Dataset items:
· · ·

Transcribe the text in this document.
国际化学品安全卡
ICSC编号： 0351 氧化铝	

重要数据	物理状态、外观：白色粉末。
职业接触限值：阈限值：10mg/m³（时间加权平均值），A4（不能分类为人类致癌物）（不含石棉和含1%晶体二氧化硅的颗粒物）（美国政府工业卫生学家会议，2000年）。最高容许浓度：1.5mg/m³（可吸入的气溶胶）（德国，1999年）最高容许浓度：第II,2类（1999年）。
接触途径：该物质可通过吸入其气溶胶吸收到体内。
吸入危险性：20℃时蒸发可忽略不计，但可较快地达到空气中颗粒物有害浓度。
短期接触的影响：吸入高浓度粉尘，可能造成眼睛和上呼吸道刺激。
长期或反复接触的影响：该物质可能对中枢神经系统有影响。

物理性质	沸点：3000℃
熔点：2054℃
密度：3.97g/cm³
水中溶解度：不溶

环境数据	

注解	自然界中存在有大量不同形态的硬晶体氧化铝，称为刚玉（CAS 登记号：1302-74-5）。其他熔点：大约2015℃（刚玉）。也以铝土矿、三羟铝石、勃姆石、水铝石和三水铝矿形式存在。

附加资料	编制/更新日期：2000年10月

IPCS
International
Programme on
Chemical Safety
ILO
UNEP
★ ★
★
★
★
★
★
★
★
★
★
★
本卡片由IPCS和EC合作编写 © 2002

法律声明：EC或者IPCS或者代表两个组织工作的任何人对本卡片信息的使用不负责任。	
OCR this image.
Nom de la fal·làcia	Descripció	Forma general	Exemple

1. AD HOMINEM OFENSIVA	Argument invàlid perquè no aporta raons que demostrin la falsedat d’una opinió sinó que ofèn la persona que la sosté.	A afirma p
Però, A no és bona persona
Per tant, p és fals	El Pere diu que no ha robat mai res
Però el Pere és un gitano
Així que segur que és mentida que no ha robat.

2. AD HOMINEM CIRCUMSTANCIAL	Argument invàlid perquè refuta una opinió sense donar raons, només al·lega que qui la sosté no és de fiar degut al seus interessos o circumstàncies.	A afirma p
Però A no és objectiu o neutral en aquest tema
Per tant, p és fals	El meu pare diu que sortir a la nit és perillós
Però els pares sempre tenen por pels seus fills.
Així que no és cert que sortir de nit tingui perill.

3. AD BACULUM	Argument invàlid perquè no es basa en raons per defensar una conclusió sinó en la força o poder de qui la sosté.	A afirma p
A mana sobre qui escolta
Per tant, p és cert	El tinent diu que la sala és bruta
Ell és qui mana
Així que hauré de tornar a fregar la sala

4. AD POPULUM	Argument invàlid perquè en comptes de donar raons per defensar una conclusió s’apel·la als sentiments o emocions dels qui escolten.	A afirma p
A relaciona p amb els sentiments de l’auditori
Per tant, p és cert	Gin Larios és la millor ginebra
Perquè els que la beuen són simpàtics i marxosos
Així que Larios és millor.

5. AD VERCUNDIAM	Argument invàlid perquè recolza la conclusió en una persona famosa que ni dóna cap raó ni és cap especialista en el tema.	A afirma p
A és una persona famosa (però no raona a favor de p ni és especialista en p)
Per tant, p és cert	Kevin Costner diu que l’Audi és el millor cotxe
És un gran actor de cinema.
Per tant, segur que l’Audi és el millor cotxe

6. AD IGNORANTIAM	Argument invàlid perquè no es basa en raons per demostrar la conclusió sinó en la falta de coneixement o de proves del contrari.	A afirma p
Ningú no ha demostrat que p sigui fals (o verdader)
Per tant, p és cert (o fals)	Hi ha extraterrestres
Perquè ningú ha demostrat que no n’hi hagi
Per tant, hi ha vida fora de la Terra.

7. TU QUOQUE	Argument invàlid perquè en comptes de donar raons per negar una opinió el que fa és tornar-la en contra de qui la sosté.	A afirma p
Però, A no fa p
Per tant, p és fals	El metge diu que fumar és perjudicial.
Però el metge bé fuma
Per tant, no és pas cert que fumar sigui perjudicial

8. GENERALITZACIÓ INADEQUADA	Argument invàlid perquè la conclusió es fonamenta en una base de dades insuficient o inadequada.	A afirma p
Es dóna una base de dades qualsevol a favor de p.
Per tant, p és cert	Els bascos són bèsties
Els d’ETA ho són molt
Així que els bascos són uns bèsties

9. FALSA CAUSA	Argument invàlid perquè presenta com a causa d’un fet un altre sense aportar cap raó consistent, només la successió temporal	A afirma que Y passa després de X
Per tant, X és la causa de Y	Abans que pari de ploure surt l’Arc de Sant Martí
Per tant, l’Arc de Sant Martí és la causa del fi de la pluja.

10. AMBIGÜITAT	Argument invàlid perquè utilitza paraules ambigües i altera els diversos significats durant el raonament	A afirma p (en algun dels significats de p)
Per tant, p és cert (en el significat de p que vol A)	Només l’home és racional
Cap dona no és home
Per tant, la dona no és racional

· · ·

Track down every line of the material containing the string "dels", and copy it.

4. AD POPULUM	Argument invàlid perquè en comptes de donar raons per defensar una conclusió s’apel·la als sentiments o emocions dels qui escolten.	A afirma p
10. AMBIGÜITAT	Argument invàlid perquè utilitza paraules ambigües i altera els diversos significats durant el raonament	A afirma p (en algun dels significats de p)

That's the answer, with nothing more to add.